--- The task ---
Word for word, restate every line of the listing that follows.
-- start --
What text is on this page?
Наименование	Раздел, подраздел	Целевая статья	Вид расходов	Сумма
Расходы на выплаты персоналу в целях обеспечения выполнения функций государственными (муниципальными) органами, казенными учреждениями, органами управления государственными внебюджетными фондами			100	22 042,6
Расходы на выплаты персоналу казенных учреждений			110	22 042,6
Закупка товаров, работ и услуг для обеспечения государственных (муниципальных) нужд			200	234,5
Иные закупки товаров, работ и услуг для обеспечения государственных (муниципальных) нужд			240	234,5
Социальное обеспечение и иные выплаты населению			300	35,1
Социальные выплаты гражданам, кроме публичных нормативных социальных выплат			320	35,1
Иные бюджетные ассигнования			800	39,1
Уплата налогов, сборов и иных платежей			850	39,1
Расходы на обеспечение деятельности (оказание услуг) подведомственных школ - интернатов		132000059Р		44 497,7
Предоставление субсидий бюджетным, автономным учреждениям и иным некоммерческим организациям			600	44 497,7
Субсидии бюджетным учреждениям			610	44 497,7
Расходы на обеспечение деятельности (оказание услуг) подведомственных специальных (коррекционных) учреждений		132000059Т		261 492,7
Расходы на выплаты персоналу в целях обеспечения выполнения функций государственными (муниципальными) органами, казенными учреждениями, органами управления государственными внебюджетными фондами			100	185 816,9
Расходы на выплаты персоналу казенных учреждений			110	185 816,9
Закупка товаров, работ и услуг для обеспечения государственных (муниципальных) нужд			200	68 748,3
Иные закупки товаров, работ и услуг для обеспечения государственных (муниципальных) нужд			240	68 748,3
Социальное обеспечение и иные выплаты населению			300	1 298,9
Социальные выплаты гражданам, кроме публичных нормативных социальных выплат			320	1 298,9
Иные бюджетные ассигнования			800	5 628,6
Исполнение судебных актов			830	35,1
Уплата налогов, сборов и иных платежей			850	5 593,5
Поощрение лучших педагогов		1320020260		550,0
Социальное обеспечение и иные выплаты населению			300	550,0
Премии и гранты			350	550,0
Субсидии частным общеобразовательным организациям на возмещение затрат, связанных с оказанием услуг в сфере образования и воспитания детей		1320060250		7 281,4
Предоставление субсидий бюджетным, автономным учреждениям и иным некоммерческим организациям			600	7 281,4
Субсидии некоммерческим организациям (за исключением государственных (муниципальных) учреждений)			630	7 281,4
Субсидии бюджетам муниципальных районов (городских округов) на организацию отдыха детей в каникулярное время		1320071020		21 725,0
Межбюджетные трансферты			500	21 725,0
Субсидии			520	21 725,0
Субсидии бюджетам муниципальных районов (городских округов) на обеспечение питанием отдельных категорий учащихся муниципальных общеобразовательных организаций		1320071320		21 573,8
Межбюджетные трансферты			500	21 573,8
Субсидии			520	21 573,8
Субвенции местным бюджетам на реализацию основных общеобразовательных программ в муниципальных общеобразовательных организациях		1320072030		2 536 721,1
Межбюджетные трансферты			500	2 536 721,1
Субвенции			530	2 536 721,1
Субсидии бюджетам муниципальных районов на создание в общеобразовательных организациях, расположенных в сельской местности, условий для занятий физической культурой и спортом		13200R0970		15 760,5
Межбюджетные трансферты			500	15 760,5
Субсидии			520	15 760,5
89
-- end --
--- Expected output ---
What text is on this page?
Наименование	Раздел, подраздел	Целевая статья	Вид расходов	Сумма
Расходы на выплаты персоналу в целях обеспечения выполнения функций государственными (муниципальными) органами, казенными учреждениями, органами управления государственными внебюджетными фондами			100	22 042,6
Расходы на выплаты персоналу казенных учреждений			110	22 042,6
Закупка товаров, работ и услуг для обеспечения государственных (муниципальных) нужд			200	234,5
Иные закупки товаров, работ и услуг для обеспечения государственных (муниципальных) нужд			240	234,5
Социальное обеспечение и иные выплаты населению			300	35,1
Социальные выплаты гражданам, кроме публичных нормативных социальных выплат			320	35,1
Иные бюджетные ассигнования			800	39,1
Уплата налогов, сборов и иных платежей			850	39,1
Расходы на обеспечение деятельности (оказание услуг) подведомственных школ - интернатов		132000059Р		44 497,7
Предоставление субсидий бюджетным, автономным учреждениям и иным некоммерческим организациям			600	44 497,7
Субсидии бюджетным учреждениям			610	44 497,7
Расходы на обеспечение деятельности (оказание услуг) подведомственных специальных (коррекционных) учреждений		132000059Т		261 492,7
Расходы на выплаты персоналу в целях обеспечения выполнения функций государственными (муниципальными) органами, казенными учреждениями, органами управления государственными внебюджетными фондами			100	185 816,9
Расходы на выплаты персоналу казенных учреждений			110	185 816,9
Закупка товаров, работ и услуг для обеспечения государственных (муниципальных) нужд			200	68 748,3
Иные закупки товаров, работ и услуг для обеспечения государственных (муниципальных) нужд			240	68 748,3
Социальное обеспечение и иные выплаты населению			300	1 298,9
Социальные выплаты гражданам, кроме публичных нормативных социальных выплат			320	1 298,9
Иные бюджетные ассигнования			800	5 628,6
Исполнение судебных актов			830	35,1
Уплата налогов, сборов и иных платежей			850	5 593,5
Поощрение лучших педагогов		1320020260		550,0
Социальное обеспечение и иные выплаты населению			300	550,0
Премии и гранты			350	550,0
Субсидии частным общеобразовательным организациям на возмещение затрат, связанных с оказанием услуг в сфере образования и воспитания детей		1320060250		7 281,4
Предоставление субсидий бюджетным, автономным учреждениям и иным некоммерческим организациям			600	7 281,4
Субсидии некоммерческим организациям (за исключением государственных (муниципальных) учреждений)			630	7 281,4
Субсидии бюджетам муниципальных районов (городских округов) на организацию отдыха детей в каникулярное время		1320071020		21 725,0
Межбюджетные трансферты			500	21 725,0
Субсидии			520	21 725,0
Субсидии бюджетам муниципальных районов (городских округов) на обеспечение питанием отдельных категорий учащихся муниципальных общеобразовательных организаций		1320071320		21 573,8
Межбюджетные трансферты			500	21 573,8
Субсидии			520	21 573,8
Субвенции местным бюджетам на реализацию основных общеобразовательных программ в муниципальных общеобразовательных организациях		1320072030		2 536 721,1
Межбюджетные трансферты			500	2 536 721,1
Субвенции			530	2 536 721,1
Субсидии бюджетам муниципальных районов на создание в общеобразовательных организациях, расположенных в сельской местности, условий для занятий физической культурой и спортом		13200R0970		15 760,5
Межбюджетные трансферты			500	15 760,5
Субсидии			520	15 760,5
89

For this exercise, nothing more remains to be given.